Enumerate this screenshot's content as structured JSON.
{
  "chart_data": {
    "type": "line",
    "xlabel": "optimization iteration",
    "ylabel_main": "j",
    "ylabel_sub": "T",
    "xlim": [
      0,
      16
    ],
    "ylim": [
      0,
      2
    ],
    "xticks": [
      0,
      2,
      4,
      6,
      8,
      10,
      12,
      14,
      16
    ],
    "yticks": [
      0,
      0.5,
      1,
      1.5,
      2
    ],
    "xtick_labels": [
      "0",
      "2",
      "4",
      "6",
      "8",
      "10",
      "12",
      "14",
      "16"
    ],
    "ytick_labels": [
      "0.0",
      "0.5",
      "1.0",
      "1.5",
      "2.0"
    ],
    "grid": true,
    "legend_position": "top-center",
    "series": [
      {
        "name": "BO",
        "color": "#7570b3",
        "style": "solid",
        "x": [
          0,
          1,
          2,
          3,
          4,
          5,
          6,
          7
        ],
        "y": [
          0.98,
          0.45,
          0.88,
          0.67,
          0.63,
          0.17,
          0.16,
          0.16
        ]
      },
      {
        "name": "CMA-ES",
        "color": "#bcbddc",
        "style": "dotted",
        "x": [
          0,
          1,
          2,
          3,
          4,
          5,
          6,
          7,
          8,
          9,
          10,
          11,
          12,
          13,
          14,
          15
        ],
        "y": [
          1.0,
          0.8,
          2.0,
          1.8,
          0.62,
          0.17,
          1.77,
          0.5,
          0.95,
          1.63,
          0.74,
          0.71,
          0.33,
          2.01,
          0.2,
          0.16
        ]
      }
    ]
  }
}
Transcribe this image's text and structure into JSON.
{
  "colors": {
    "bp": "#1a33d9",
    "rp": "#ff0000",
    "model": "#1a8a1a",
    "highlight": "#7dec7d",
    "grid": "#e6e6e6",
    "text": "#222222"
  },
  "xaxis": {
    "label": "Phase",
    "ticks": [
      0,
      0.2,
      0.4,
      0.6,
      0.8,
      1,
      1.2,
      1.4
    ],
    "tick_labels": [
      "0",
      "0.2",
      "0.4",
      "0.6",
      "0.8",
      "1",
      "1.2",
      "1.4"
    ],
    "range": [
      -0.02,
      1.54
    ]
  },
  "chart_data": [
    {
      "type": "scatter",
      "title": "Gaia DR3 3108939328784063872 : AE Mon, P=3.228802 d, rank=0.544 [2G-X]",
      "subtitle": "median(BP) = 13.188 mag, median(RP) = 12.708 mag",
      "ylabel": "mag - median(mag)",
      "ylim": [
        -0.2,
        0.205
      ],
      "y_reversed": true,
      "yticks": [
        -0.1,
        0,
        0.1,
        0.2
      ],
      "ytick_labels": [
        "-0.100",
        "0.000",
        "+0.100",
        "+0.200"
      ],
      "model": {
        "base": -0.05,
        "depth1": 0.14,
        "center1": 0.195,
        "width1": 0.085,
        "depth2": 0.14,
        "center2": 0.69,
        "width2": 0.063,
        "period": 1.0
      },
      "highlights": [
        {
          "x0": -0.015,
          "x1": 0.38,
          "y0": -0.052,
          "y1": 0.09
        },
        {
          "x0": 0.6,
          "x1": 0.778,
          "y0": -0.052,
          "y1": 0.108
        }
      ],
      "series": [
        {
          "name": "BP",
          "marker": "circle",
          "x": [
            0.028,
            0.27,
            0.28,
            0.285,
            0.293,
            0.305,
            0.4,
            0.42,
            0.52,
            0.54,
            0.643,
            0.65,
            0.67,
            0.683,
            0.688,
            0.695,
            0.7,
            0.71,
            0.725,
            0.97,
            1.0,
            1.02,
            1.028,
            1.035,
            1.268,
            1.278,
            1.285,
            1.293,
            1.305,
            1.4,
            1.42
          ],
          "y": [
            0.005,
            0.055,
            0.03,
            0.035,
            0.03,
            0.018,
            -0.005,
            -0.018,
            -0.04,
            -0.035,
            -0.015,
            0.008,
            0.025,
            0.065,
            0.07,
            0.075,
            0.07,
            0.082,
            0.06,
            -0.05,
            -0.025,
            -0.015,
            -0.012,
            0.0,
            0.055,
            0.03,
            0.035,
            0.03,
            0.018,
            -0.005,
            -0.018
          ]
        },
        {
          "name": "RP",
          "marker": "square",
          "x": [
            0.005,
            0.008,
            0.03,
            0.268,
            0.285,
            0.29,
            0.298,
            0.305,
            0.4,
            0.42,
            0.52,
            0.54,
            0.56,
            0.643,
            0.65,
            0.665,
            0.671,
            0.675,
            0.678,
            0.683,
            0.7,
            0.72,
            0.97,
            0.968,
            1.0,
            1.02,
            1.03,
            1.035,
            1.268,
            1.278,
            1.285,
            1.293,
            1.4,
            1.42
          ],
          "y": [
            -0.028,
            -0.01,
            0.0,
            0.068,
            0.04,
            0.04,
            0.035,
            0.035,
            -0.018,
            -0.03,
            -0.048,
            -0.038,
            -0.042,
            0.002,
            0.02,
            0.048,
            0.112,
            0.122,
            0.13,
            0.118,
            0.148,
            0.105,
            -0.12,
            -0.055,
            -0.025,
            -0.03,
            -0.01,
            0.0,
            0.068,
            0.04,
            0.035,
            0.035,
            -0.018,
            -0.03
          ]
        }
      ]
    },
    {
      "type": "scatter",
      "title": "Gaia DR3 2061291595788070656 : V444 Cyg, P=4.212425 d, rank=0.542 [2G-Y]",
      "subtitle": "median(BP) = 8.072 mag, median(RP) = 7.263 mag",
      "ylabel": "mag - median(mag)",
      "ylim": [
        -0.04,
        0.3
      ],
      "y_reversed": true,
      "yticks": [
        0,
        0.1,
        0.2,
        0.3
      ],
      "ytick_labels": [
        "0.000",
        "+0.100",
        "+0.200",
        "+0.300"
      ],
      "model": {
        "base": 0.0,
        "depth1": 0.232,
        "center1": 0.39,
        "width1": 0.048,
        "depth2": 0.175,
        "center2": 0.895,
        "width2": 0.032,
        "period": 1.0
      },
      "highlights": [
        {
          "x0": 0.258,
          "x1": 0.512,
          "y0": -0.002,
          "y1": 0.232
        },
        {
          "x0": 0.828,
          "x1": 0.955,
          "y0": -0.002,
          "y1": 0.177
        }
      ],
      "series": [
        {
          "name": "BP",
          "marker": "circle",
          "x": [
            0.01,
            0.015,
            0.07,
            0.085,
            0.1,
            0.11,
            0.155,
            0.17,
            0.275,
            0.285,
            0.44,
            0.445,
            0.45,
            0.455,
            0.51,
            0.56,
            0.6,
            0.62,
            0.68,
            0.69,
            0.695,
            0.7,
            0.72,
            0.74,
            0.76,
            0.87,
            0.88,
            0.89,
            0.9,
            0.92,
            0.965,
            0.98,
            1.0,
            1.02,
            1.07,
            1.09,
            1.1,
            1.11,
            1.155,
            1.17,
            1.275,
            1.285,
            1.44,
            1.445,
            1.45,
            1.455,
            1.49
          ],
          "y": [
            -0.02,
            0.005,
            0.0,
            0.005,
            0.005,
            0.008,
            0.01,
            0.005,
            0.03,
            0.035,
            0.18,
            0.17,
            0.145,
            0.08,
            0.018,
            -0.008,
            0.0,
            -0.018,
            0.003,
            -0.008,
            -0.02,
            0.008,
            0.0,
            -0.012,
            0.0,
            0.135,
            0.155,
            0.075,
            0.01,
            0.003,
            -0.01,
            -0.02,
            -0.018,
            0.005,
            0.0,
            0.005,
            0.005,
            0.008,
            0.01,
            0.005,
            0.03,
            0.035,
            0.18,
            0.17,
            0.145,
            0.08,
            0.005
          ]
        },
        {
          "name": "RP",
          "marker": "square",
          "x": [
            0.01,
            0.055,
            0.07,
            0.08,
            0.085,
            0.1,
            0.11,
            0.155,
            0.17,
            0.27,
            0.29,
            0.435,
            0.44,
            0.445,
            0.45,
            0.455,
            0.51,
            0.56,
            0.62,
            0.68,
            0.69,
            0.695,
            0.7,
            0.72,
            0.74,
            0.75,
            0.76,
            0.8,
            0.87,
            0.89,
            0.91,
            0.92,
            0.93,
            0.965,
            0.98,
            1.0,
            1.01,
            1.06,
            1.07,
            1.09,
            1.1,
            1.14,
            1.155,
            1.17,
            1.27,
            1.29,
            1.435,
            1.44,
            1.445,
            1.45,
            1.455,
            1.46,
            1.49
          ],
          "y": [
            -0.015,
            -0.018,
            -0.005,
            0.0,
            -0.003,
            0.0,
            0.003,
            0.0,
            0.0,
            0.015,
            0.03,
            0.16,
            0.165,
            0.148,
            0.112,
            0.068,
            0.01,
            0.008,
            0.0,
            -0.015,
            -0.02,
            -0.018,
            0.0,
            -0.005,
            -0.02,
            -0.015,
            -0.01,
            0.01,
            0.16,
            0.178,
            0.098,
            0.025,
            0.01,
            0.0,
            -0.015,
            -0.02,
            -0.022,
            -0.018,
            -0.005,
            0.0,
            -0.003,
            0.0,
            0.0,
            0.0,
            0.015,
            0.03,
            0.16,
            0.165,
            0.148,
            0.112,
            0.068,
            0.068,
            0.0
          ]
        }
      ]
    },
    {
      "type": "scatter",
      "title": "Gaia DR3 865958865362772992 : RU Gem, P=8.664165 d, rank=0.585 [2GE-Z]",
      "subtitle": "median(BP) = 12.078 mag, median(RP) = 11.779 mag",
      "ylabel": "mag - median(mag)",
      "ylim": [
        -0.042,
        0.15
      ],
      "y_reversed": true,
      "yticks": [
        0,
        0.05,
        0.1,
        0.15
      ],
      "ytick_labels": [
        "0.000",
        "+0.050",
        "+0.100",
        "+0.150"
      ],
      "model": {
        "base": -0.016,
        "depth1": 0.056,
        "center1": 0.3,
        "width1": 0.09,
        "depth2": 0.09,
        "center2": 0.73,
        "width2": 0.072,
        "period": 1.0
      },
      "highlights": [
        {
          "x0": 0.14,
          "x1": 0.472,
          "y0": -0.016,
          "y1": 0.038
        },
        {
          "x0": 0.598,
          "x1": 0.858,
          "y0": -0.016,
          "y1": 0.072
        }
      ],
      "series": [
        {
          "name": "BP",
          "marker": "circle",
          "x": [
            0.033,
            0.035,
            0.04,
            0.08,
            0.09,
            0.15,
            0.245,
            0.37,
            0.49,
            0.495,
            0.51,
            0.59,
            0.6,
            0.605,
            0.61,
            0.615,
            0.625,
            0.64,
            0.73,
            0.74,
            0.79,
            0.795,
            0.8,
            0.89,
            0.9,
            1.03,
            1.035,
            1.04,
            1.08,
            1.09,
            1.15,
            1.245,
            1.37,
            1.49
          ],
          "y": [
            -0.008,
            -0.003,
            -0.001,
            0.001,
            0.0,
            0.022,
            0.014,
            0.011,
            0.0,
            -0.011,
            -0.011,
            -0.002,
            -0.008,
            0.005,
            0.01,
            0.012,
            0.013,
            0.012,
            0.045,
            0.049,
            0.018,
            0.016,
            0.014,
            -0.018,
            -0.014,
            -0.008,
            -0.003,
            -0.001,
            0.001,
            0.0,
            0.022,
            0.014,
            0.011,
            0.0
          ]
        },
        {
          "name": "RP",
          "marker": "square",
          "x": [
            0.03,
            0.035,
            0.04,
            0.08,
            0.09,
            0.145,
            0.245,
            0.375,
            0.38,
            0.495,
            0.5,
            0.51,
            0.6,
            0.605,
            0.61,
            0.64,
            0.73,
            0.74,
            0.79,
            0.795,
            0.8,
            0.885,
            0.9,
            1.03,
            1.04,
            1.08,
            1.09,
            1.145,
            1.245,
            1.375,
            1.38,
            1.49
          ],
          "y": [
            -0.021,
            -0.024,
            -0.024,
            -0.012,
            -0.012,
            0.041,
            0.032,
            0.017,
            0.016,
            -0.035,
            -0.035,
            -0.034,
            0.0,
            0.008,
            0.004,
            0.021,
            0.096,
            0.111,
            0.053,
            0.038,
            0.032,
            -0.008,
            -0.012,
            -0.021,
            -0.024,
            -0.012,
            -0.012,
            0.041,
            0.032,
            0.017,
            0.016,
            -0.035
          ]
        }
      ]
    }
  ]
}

▬▬▬▬▬▬▬▬▬▬

The exercise: Where a line above holds the string "this", show that line.

Exercise response:
Enumerate this screenshot's content as structured JSON.
Transcribe this image's text and structure into JSON.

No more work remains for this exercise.